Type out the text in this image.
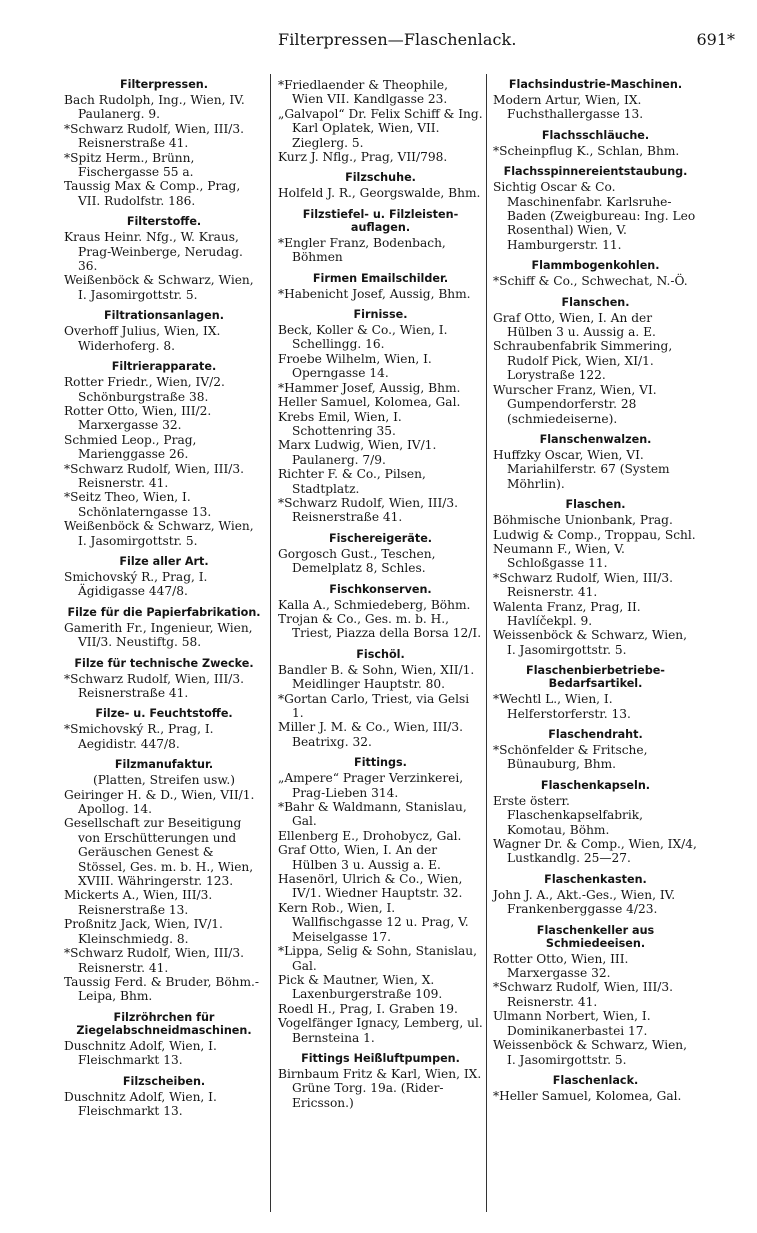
Filterpressen—Flaschenlack.	691*
Filterpressen.
Bach Rudolph, Ing., Wien, IV. Paulanerg. 9.
*Schwarz Rudolf, Wien, III/3. Reisnerstraße 41.
*Spitz Herm., Brünn, Fischergasse 55 a.
Taussig Max & Comp., Prag, VII. Rudolfstr. 186.
Filterstoffe.
Kraus Heinr. Nfg., W. Kraus, Prag-Weinberge, Nerudag. 36.
Weißenböck & Schwarz, Wien, I. Jasomirgottstr. 5.
Filtrationsanlagen.
Overhoff Julius, Wien, IX. Widerhoferg. 8.
Filtrierapparate.
Rotter Friedr., Wien, IV/2. Schönburgstraße 38.
Rotter Otto, Wien, III/2. Marxergasse 32.
Schmied Leop., Prag, Marienggasse 26.
*Schwarz Rudolf, Wien, III/3. Reisnerstr. 41.
*Seitz Theo, Wien, I. Schönlaterngasse 13.
Weißenböck & Schwarz, Wien, I. Jasomirgottstr. 5.
Filze aller Art.
Smichovský R., Prag, I. Ägidigasse 447/8.
Filze für die Papierfabrikation.
Gamerith Fr., Ingenieur, Wien, VII/3. Neustiftg. 58.
Filze für technische Zwecke.
*Schwarz Rudolf, Wien, III/3. Reisnerstraße 41.
Filze- u. Feuchtstoffe.
*Smichovský R., Prag, I. Aegidistr. 447/8.
Filzmanufaktur.
(Platten, Streifen usw.)
Geiringer H. & D., Wien, VII/1. Apollog. 14.
Gesellschaft zur Beseitigung von Erschütterungen und Geräuschen Genest & Stössel, Ges. m. b. H., Wien, XVIII. Währingerstr. 123.
Mickerts A., Wien, III/3. Reisnerstraße 13.
Proßnitz Jack, Wien, IV/1. Kleinschmiedg. 8.
*Schwarz Rudolf, Wien, III/3. Reisnerstr. 41.
Taussig Ferd. & Bruder, Böhm.-Leipa, Bhm.
Filzröhrchen für Ziegelabschneidmaschinen.
Duschnitz Adolf, Wien, I. Fleischmarkt 13.
Filzscheiben.
Duschnitz Adolf, Wien, I. Fleischmarkt 13.
*Friedlaender & Theophile, Wien VII. Kandlgasse 23.
„Galvapol“ Dr. Felix Schiff & Ing. Karl Oplatek, Wien, VII. Zieglerg. 5.
Kurz J. Nflg., Prag, VII/798.
Filzschuhe.
Holfeld J. R., Georgswalde, Bhm.
Filzstiefel- u. Filzleisten-auflagen.
*Engler Franz, Bodenbach, Böhmen
Firmen Emailschilder.
*Habenicht Josef, Aussig, Bhm.
Firnisse.
Beck, Koller & Co., Wien, I. Schellingg. 16.
Froebe Wilhelm, Wien, I. Operngasse 14.
*Hammer Josef, Aussig, Bhm.
Heller Samuel, Kolomea, Gal.
Krebs Emil, Wien, I. Schottenring 35.
Marx Ludwig, Wien, IV/1. Paulanerg. 7/9.
Richter F. & Co., Pilsen, Stadtplatz.
*Schwarz Rudolf, Wien, III/3. Reisnerstraße 41.
Fischereigeräte.
Gorgosch Gust., Teschen, Demelplatz 8, Schles.
Fischkonserven.
Kalla A., Schmiedeberg, Böhm.
Trojan & Co., Ges. m. b. H., Triest, Piazza della Borsa 12/I.
Fischöl.
Bandler B. & Sohn, Wien, XII/1. Meidlinger Hauptstr. 80.
*Gortan Carlo, Triest, via Gelsi 1.
Miller J. M. & Co., Wien, III/3. Beatrixg. 32.
Fittings.
„Ampere“ Prager Verzinkerei, Prag-Lieben 314.
*Bahr & Waldmann, Stanislau, Gal.
Ellenberg E., Drohobycz, Gal.
Graf Otto, Wien, I. An der Hülben 3 u. Aussig a. E.
Hasenörl, Ulrich & Co., Wien, IV/1. Wiedner Hauptstr. 32.
Kern Rob., Wien, I. Wallfischgasse 12 u. Prag, V. Meiselgasse 17.
*Lippa, Selig & Sohn, Stanislau, Gal.
Pick & Mautner, Wien, X. Laxenburgerstraße 109.
Roedl H., Prag, I. Graben 19.
Vogelfänger Ignacy, Lemberg, ul. Bernsteina 1.
Fittings Heißluftpumpen.
Birnbaum Fritz & Karl, Wien, IX. Grüne Torg. 19a. (Rider-Ericsson.)
Flachsindustrie-Maschinen.
Modern Artur, Wien, IX. Fuchsthallergasse 13.
Flachsschläuche.
*Scheinpflug K., Schlan, Bhm.
Flachsspinnereientstaubung.
Sichtig Oscar & Co. Maschinenfabr. Karlsruhe-Baden (Zweigbureau: Ing. Leo Rosenthal) Wien, V. Hamburgerstr. 11.
Flammbogenkohlen.
*Schiff & Co., Schwechat, N.-Ö.
Flanschen.
Graf Otto, Wien, I. An der Hülben 3 u. Aussig a. E.
Schraubenfabrik Simmering, Rudolf Pick, Wien, XI/1. Lorystraße 122.
Wurscher Franz, Wien, VI. Gumpendorferstr. 28 (schmiedeiserne).
Flanschenwalzen.
Huffzky Oscar, Wien, VI. Mariahilferstr. 67 (System Möhrlin).
Flaschen.
Böhmische Unionbank, Prag.
Ludwig & Comp., Troppau, Schl.
Neumann F., Wien, V. Schloßgasse 11.
*Schwarz Rudolf, Wien, III/3. Reisnerstr. 41.
Walenta Franz, Prag, II. Havlíčekpl. 9.
Weissenböck & Schwarz, Wien, I. Jasomirgottstr. 5.
Flaschenbierbetriebe-Bedarfsartikel.
*Wechtl L., Wien, I. Helferstorferstr. 13.
Flaschendraht.
*Schönfelder & Fritsche, Bünauburg, Bhm.
Flaschenkapseln.
Erste österr. Flaschenkapselfabrik, Komotau, Böhm.
Wagner Dr. & Comp., Wien, IX/4, Lustkandlg. 25—27.
Flaschenkasten.
John J. A., Akt.-Ges., Wien, IV. Frankenberggasse 4/23.
Flaschenkeller aus Schmiedeeisen.
Rotter Otto, Wien, III. Marxergasse 32.
*Schwarz Rudolf, Wien, III/3. Reisnerstr. 41.
Ulmann Norbert, Wien, I. Dominikanerbastei 17.
Weissenböck & Schwarz, Wien, I. Jasomirgottstr. 5.
Flaschenlack.
*Heller Samuel, Kolomea, Gal.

#####

Instructions to follow — The response must repeat all the lines above exactly and include no pictures.

Written solution —
Type out the text in this image.
Filterpressen—Flaschenlack.	691*
Filterpressen.
Bach Rudolph, Ing., Wien, IV. Paulanerg. 9.
*Schwarz Rudolf, Wien, III/3. Reisnerstraße 41.
*Spitz Herm., Brünn, Fischergasse 55 a.
Taussig Max & Comp., Prag, VII. Rudolfstr. 186.
Filterstoffe.
Kraus Heinr. Nfg., W. Kraus, Prag-Weinberge, Nerudag. 36.
Weißenböck & Schwarz, Wien, I. Jasomirgottstr. 5.
Filtrationsanlagen.
Overhoff Julius, Wien, IX. Widerhoferg. 8.
Filtrierapparate.
Rotter Friedr., Wien, IV/2. Schönburgstraße 38.
Rotter Otto, Wien, III/2. Marxergasse 32.
Schmied Leop., Prag, Marienggasse 26.
*Schwarz Rudolf, Wien, III/3. Reisnerstr. 41.
*Seitz Theo, Wien, I. Schönlaterngasse 13.
Weißenböck & Schwarz, Wien, I. Jasomirgottstr. 5.
Filze aller Art.
Smichovský R., Prag, I. Ägidigasse 447/8.
Filze für die Papierfabrikation.
Gamerith Fr., Ingenieur, Wien, VII/3. Neustiftg. 58.
Filze für technische Zwecke.
*Schwarz Rudolf, Wien, III/3. Reisnerstraße 41.
Filze- u. Feuchtstoffe.
*Smichovský R., Prag, I. Aegidistr. 447/8.
Filzmanufaktur.
(Platten, Streifen usw.)
Geiringer H. & D., Wien, VII/1. Apollog. 14.
Gesellschaft zur Beseitigung von Erschütterungen und Geräuschen Genest & Stössel, Ges. m. b. H., Wien, XVIII. Währingerstr. 123.
Mickerts A., Wien, III/3. Reisnerstraße 13.
Proßnitz Jack, Wien, IV/1. Kleinschmiedg. 8.
*Schwarz Rudolf, Wien, III/3. Reisnerstr. 41.
Taussig Ferd. & Bruder, Böhm.-Leipa, Bhm.
Filzröhrchen für Ziegelabschneidmaschinen.
Duschnitz Adolf, Wien, I. Fleischmarkt 13.
Filzscheiben.
Duschnitz Adolf, Wien, I. Fleischmarkt 13.
*Friedlaender & Theophile, Wien VII. Kandlgasse 23.
„Galvapol“ Dr. Felix Schiff & Ing. Karl Oplatek, Wien, VII. Zieglerg. 5.
Kurz J. Nflg., Prag, VII/798.
Filzschuhe.
Holfeld J. R., Georgswalde, Bhm.
Filzstiefel- u. Filzleisten-auflagen.
*Engler Franz, Bodenbach, Böhmen
Firmen Emailschilder.
*Habenicht Josef, Aussig, Bhm.
Firnisse.
Beck, Koller & Co., Wien, I. Schellingg. 16.
Froebe Wilhelm, Wien, I. Operngasse 14.
*Hammer Josef, Aussig, Bhm.
Heller Samuel, Kolomea, Gal.
Krebs Emil, Wien, I. Schottenring 35.
Marx Ludwig, Wien, IV/1. Paulanerg. 7/9.
Richter F. & Co., Pilsen, Stadtplatz.
*Schwarz Rudolf, Wien, III/3. Reisnerstraße 41.
Fischereigeräte.
Gorgosch Gust., Teschen, Demelplatz 8, Schles.
Fischkonserven.
Kalla A., Schmiedeberg, Böhm.
Trojan & Co., Ges. m. b. H., Triest, Piazza della Borsa 12/I.
Fischöl.
Bandler B. & Sohn, Wien, XII/1. Meidlinger Hauptstr. 80.
*Gortan Carlo, Triest, via Gelsi 1.
Miller J. M. & Co., Wien, III/3. Beatrixg. 32.
Fittings.
„Ampere“ Prager Verzinkerei, Prag-Lieben 314.
*Bahr & Waldmann, Stanislau, Gal.
Ellenberg E., Drohobycz, Gal.
Graf Otto, Wien, I. An der Hülben 3 u. Aussig a. E.
Hasenörl, Ulrich & Co., Wien, IV/1. Wiedner Hauptstr. 32.
Kern Rob., Wien, I. Wallfischgasse 12 u. Prag, V. Meiselgasse 17.
*Lippa, Selig & Sohn, Stanislau, Gal.
Pick & Mautner, Wien, X. Laxenburgerstraße 109.
Roedl H., Prag, I. Graben 19.
Vogelfänger Ignacy, Lemberg, ul. Bernsteina 1.
Fittings Heißluftpumpen.
Birnbaum Fritz & Karl, Wien, IX. Grüne Torg. 19a. (Rider-Ericsson.)
Flachsindustrie-Maschinen.
Modern Artur, Wien, IX. Fuchsthallergasse 13.
Flachsschläuche.
*Scheinpflug K., Schlan, Bhm.
Flachsspinnereientstaubung.
Sichtig Oscar & Co. Maschinenfabr. Karlsruhe-Baden (Zweigbureau: Ing. Leo Rosenthal) Wien, V. Hamburgerstr. 11.
Flammbogenkohlen.
*Schiff & Co., Schwechat, N.-Ö.
Flanschen.
Graf Otto, Wien, I. An der Hülben 3 u. Aussig a. E.
Schraubenfabrik Simmering, Rudolf Pick, Wien, XI/1. Lorystraße 122.
Wurscher Franz, Wien, VI. Gumpendorferstr. 28 (schmiedeiserne).
Flanschenwalzen.
Huffzky Oscar, Wien, VI. Mariahilferstr. 67 (System Möhrlin).
Flaschen.
Böhmische Unionbank, Prag.
Ludwig & Comp., Troppau, Schl.
Neumann F., Wien, V. Schloßgasse 11.
*Schwarz Rudolf, Wien, III/3. Reisnerstr. 41.
Walenta Franz, Prag, II. Havlíčekpl. 9.
Weissenböck & Schwarz, Wien, I. Jasomirgottstr. 5.
Flaschenbierbetriebe-Bedarfsartikel.
*Wechtl L., Wien, I. Helferstorferstr. 13.
Flaschendraht.
*Schönfelder & Fritsche, Bünauburg, Bhm.
Flaschenkapseln.
Erste österr. Flaschenkapselfabrik, Komotau, Böhm.
Wagner Dr. & Comp., Wien, IX/4, Lustkandlg. 25—27.
Flaschenkasten.
John J. A., Akt.-Ges., Wien, IV. Frankenberggasse 4/23.
Flaschenkeller aus Schmiedeeisen.
Rotter Otto, Wien, III. Marxergasse 32.
*Schwarz Rudolf, Wien, III/3. Reisnerstr. 41.
Ulmann Norbert, Wien, I. Dominikanerbastei 17.
Weissenböck & Schwarz, Wien, I. Jasomirgottstr. 5.
Flaschenlack.
*Heller Samuel, Kolomea, Gal.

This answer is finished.